The Student News Site of San Francisco State University

Golden Gate Xpress

First Day of Ramadan for San Francisco State University Muslim community

SFSU students talk about their experiences with Ramadan on campus
Kiren Kaur
An illustration of the moon marking the start of Ramadan with a mosque in the background. Ramadan Mubarak means “Blessed Ramadan” in Arabic. (Kiren Kaur/Golden Gate Xpress)

San Francisco State University’s Muslim community embarked on its Ramadan fasting journey as the morning of March 11 dawned, marking the start of a sacred tradition. 

Students around campus began the month-long process of fasting and worship to connect to Islam. The holiday is expected to end on April 9 with the celebration of Eid al-Fitr, the festival that signifies the end of Ramadan. 

Maria Anjum, a third-year student at SFSU, reflected on the importance of observing Ramadan as a university student and on looking toward the future. 

“You set goals before coming into Ramadan,” Anjum said. “Ramadan is not just about fasting, but it’s about fasting for your entire body —  your eyes, your hands, everything of that nature, of your mouth; making sure what you’re saying is nice and appropriate.” 

Anjum acknowledged that she takes certain things for granted and said she wants to release that mindset to utilize her mind in a better manner.

“Ramadan is a lot about reflecting on where else we can use our time,” Anjum said. “We think about those less fortunate than us and people that have to, basically, fast involuntarily every day just because they don’t have the resources to eat food.” 

During Ramadan, Anas Farhan, a third-year student at SFSU, finds solace in connecting with his Yemeni heritage. He said he uses this time to strengthen familial bonds and embrace his cultural roots. 

While living in America, Farhan acknowledged the struggles of the Yemen civil war and used the fasting period to reflect on the challenges the Yemeni people are facing due to starvation. 

“12 kids die a day from food hunger, so it’s something that we feel for them and [makes us] connect to them,” Farhan said.

**GIVEN DATA**

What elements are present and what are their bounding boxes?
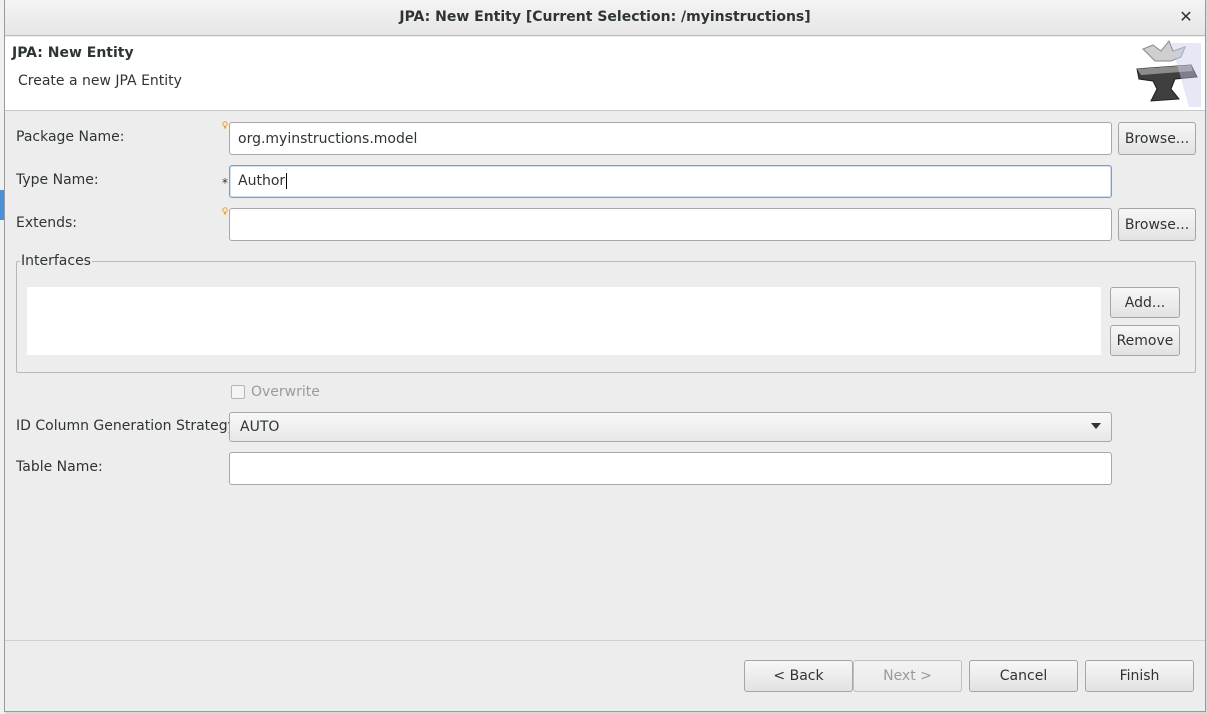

**WRITTEN INSTRUCTION A**
In the Ramadan article, on what date is the holiday expected to end, and with what celebration?
**WRITTEN INSTRUCTION B**
Please explain, in one to three sentences and using the Ramadan article, why Anjum says observing Ramadan leads her to think about people less fortunate.

**TASK SOLUTION A**
April 9, with the celebration of Eid al-Fitr.

**TASK SOLUTION B**
Anjum says Ramadan is largely about reflecting on where else time can be used. Fasting brings to mind people who basically fast involuntarily every day because they lack the resources to eat food.